__SET OF TASKS__.
a) For each of the statements (i), (ii) and (iii), say whether it agrees with the passage about Archbishop Viganò's letter below, and quote the words of the passage that decide it: (i) Viganò was ordained in 1968; (ii) Viganò served as nuncio to Nigeria until 2009; (iii) LifeSiteNews published the letter on January 25.
b) Extract from the passage about Archbishop Viganò's letter below the words starting with "Archbishop Carlo Maria" and going on through "rupture with Tradition.".

** start PASSAGE SHOWN **

Archbishop Carlo Maria Viganò has released the full text of a private letter sent to Pope Leo XIV on January 25, 2026, in which the former apostolic nuncio to the US defends his record of service under five popes, rejects his 2024 excommunication as illegitimate and urges the new Pontiff to confront what he describes as the Church’s rupture with Tradition.
The text, published by LifeSiteNews on June 15, comes months after Viganò’s repeated attempts to secure a papal audience were reportedly accepted then cancelled. In the letter, addressed from Viterbo on the feast of the Conversion of St Paul, the 85-year-old prelate recounts his diplomatic career, his role in exposing clerical corruption and his growing conviction that the Second Vatican Council marked a deliberate break with the Church’s perennial magisterium.
Born in Varese on January 16, 1941, into a “deeply Catholic family”, Viganò was ordained in 1968. He entered the Pontifical Ecclesiastical Academy in 1971 and served in nunciatures in Baghdad, Kuwait and London before holding senior posts in the Secretariat of State. Consecrated bishop by Pope St John Paul II, he served as nuncio to Nigeria from 1992 to 1998, delegate for pontifical representations from 1998 to 2009 and secretary general of the Governorate of Vatican City State under Benedict XVI. In 2011 he was appointed nuncio to the US, a post he held until 2016.
“I was born … into a deeply Catholic family, thanks to which I was able to grow up practising my Faith daily,” he wrote. He described handling “the most confidential and delicate cases concerning bishops and cardinals, including the dossier of Theodore McCarrick”, actions that he said led to his removal from key posts despite turning around the Governorate’s finances from a €15 million deficit to a €35 million surplus in 18 months.
Viganò detailed personal restrictions imposed after 2016: expulsion from the Washington nunciature on his 75th birthday, revocation of Vatican citizenship and passport under Francis, denial of healthcare access and removal of his Vatican driver’s licence held since 1973. “He also forbade me from residing in the Roman residence for retired nuncios that was specially prepared by Pope Benedict,” he stated.

** end PASSAGE SHOWN **
** start LISTED ENTRIES **

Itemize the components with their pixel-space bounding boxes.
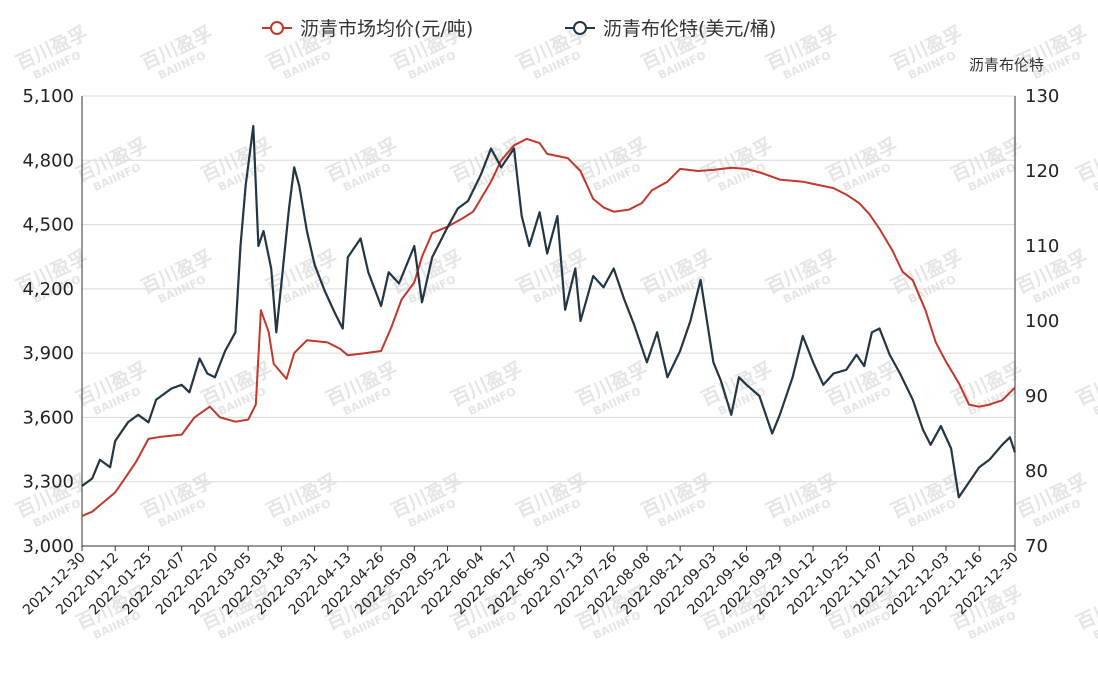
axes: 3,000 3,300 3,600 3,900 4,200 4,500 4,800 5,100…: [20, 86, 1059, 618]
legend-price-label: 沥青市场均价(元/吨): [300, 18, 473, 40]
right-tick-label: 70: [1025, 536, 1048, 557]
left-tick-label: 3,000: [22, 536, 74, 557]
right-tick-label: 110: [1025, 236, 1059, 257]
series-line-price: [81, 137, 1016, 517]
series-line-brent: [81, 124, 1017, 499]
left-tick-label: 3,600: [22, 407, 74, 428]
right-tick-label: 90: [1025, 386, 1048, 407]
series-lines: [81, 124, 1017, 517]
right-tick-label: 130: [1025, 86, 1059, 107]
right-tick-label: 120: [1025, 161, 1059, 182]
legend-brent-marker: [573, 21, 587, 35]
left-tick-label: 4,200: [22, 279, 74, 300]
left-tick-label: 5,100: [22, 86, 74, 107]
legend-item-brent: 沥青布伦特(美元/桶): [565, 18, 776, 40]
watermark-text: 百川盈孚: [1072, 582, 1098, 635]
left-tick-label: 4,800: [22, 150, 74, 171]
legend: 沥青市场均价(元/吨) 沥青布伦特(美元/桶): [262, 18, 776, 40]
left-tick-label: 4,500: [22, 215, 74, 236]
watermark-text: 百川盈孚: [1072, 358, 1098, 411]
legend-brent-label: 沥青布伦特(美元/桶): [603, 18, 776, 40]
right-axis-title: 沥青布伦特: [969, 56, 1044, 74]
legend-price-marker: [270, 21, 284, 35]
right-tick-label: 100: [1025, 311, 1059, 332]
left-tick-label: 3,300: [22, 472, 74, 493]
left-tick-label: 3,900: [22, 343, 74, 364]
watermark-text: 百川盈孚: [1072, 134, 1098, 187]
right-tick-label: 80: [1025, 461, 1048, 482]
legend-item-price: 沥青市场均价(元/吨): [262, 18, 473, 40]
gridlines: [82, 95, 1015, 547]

** end LISTED ENTRIES **

__LIST OF SOLUTIONS__.
a)
(i) Yes: "Viganò was ordained in 1968"
(ii) No: "he served as nuncio to Nigeria from 1992 to 1998"
(iii) No: "The text, published by LifeSiteNews on June 15"

b)
Archbishop Carlo Maria Viganò has released the full text of a private letter sent to Pope Leo XIV on January 25, 2026, in which the former apostolic nuncio to the US defends his record of service under five popes, rejects his 2024 excommunication as illegitimate and urges the new Pontiff to confront what he describes as the Church’s rupture with Tradition.